* THE REQUEST: Transcribe the full listing exactly, and drop every picture.

* INPUT FOR THIS TASK:
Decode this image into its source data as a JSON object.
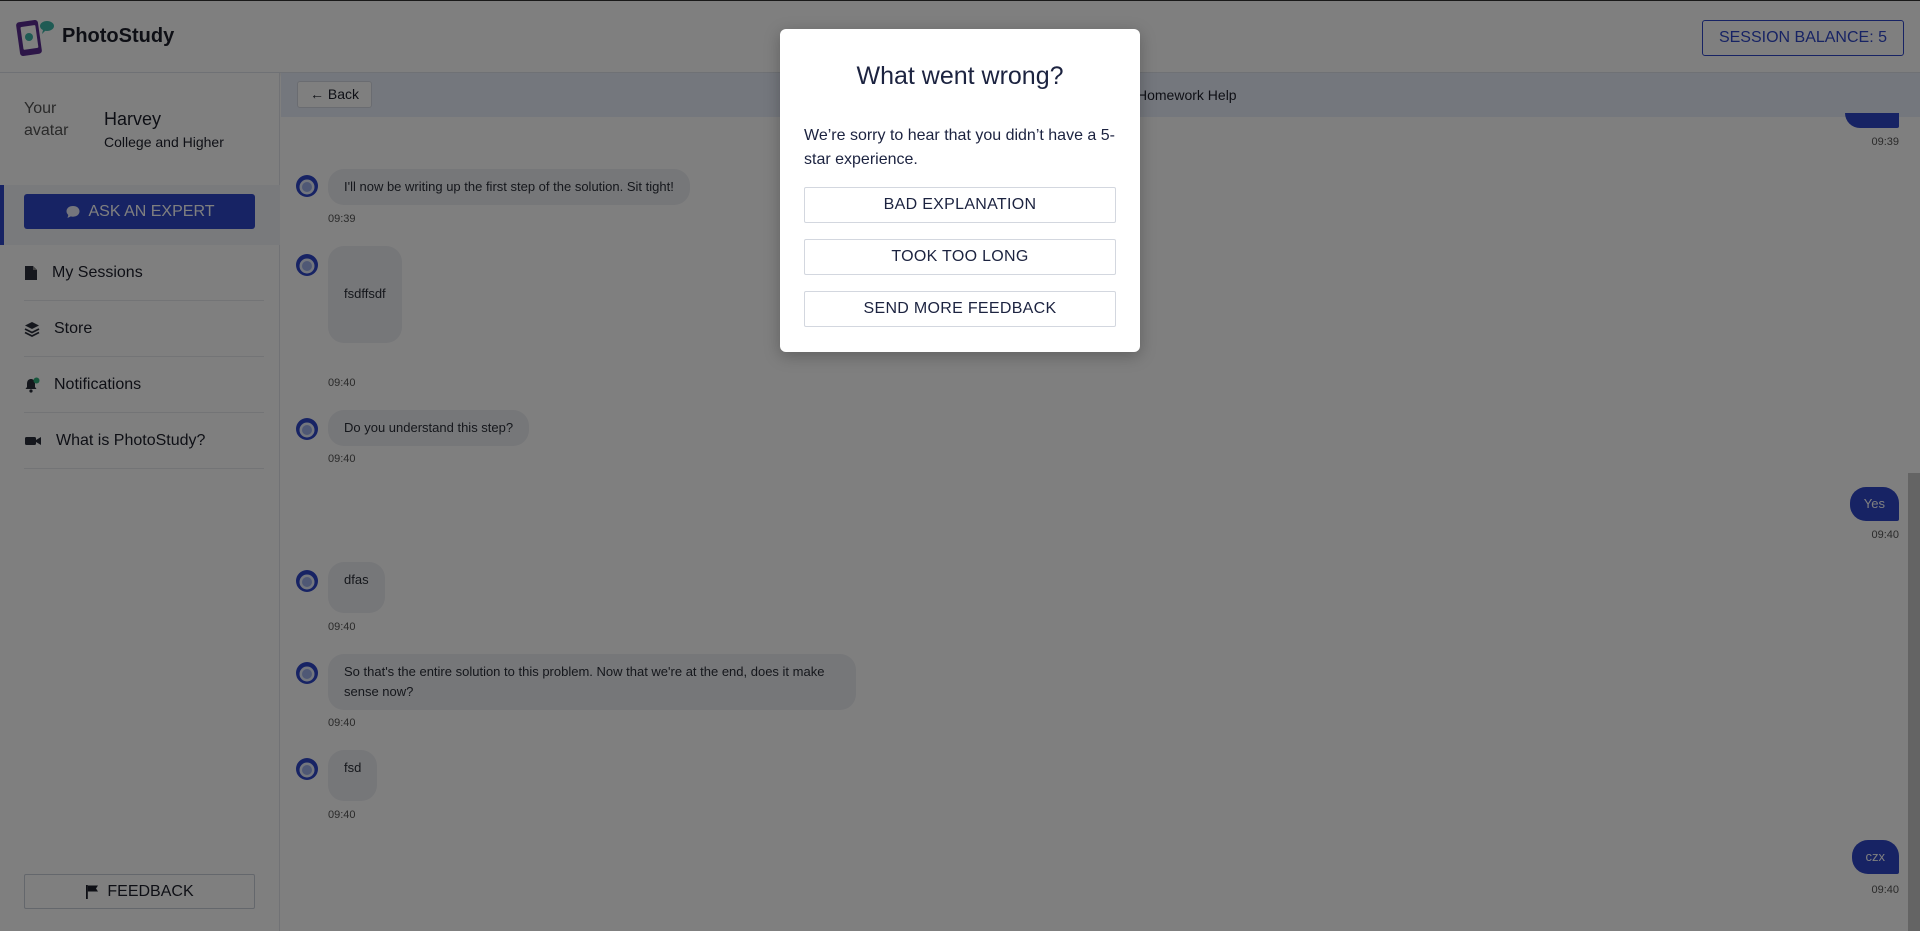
{
  "header": {
    "brand": "PhotoStudy",
    "session_balance": "SESSION BALANCE: 5"
  },
  "sidebar": {
    "avatar_alt": "Your avatar",
    "user_name": "Harvey",
    "user_level": "College and Higher",
    "ask_button": "ASK AN EXPERT",
    "nav": [
      {
        "label": "My Sessions",
        "icon": "document-icon"
      },
      {
        "label": "Store",
        "icon": "layers-icon"
      },
      {
        "label": "Notifications",
        "icon": "bell-icon"
      },
      {
        "label": "What is PhotoStudy?",
        "icon": "video-icon"
      }
    ],
    "feedback_button": "FEEDBACK"
  },
  "chat": {
    "back_label": "← Back",
    "subject": "Homework Help",
    "messages": [
      {
        "from": "user",
        "text": "",
        "time": "09:39"
      },
      {
        "from": "bot",
        "text": "I'll now be writing up the first step of the solution. Sit tight!",
        "time": "09:39"
      },
      {
        "from": "bot",
        "text": "fsdffsdf",
        "time": "09:40"
      },
      {
        "from": "bot",
        "text": "Do you understand this step?",
        "time": "09:40"
      },
      {
        "from": "user",
        "text": "Yes",
        "time": "09:40"
      },
      {
        "from": "bot",
        "text": "dfas",
        "time": "09:40"
      },
      {
        "from": "bot",
        "text": "So that's the entire solution to this problem. Now that we're at the end, does it make sense now?",
        "time": "09:40"
      },
      {
        "from": "bot",
        "text": "fsd",
        "time": "09:40"
      },
      {
        "from": "user",
        "text": "czx",
        "time": "09:40"
      }
    ]
  },
  "modal": {
    "title": "What went wrong?",
    "text": "We’re sorry to hear that you didn’t have a 5-star experience.",
    "buttons": [
      "BAD EXPLANATION",
      "TOOK TOO LONG",
      "SEND MORE FEEDBACK"
    ]
  },
  "colors": {
    "accent": "#2f47c9",
    "overlay": "rgba(0,0,0,0.5)"
  }
}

* WRITTEN SOLUTION:
Decode this image into its source data as a JSON object.
{
  "header": {
    "brand": "PhotoStudy",
    "session_balance": "SESSION BALANCE: 5"
  },
  "sidebar": {
    "avatar_alt": "Your avatar",
    "user_name": "Harvey",
    "user_level": "College and Higher",
    "ask_button": "ASK AN EXPERT",
    "nav": [
      {
        "label": "My Sessions",
        "icon": "document-icon"
      },
      {
        "label": "Store",
        "icon": "layers-icon"
      },
      {
        "label": "Notifications",
        "icon": "bell-icon"
      },
      {
        "label": "What is PhotoStudy?",
        "icon": "video-icon"
      }
    ],
    "feedback_button": "FEEDBACK"
  },
  "chat": {
    "back_label": "← Back",
    "subject": "Homework Help",
    "messages": [
      {
        "from": "user",
        "text": "",
        "time": "09:39"
      },
      {
        "from": "bot",
        "text": "I'll now be writing up the first step of the solution. Sit tight!",
        "time": "09:39"
      },
      {
        "from": "bot",
        "text": "fsdffsdf",
        "time": "09:40"
      },
      {
        "from": "bot",
        "text": "Do you understand this step?",
        "time": "09:40"
      },
      {
        "from": "user",
        "text": "Yes",
        "time": "09:40"
      },
      {
        "from": "bot",
        "text": "dfas",
        "time": "09:40"
      },
      {
        "from": "bot",
        "text": "So that's the entire solution to this problem. Now that we're at the end, does it make sense now?",
        "time": "09:40"
      },
      {
        "from": "bot",
        "text": "fsd",
        "time": "09:40"
      },
      {
        "from": "user",
        "text": "czx",
        "time": "09:40"
      }
    ]
  },
  "modal": {
    "title": "What went wrong?",
    "text": "We’re sorry to hear that you didn’t have a 5-star experience.",
    "buttons": [
      "BAD EXPLANATION",
      "TOOK TOO LONG",
      "SEND MORE FEEDBACK"
    ]
  },
  "colors": {
    "accent": "#2f47c9",
    "overlay": "rgba(0,0,0,0.5)"
  }
}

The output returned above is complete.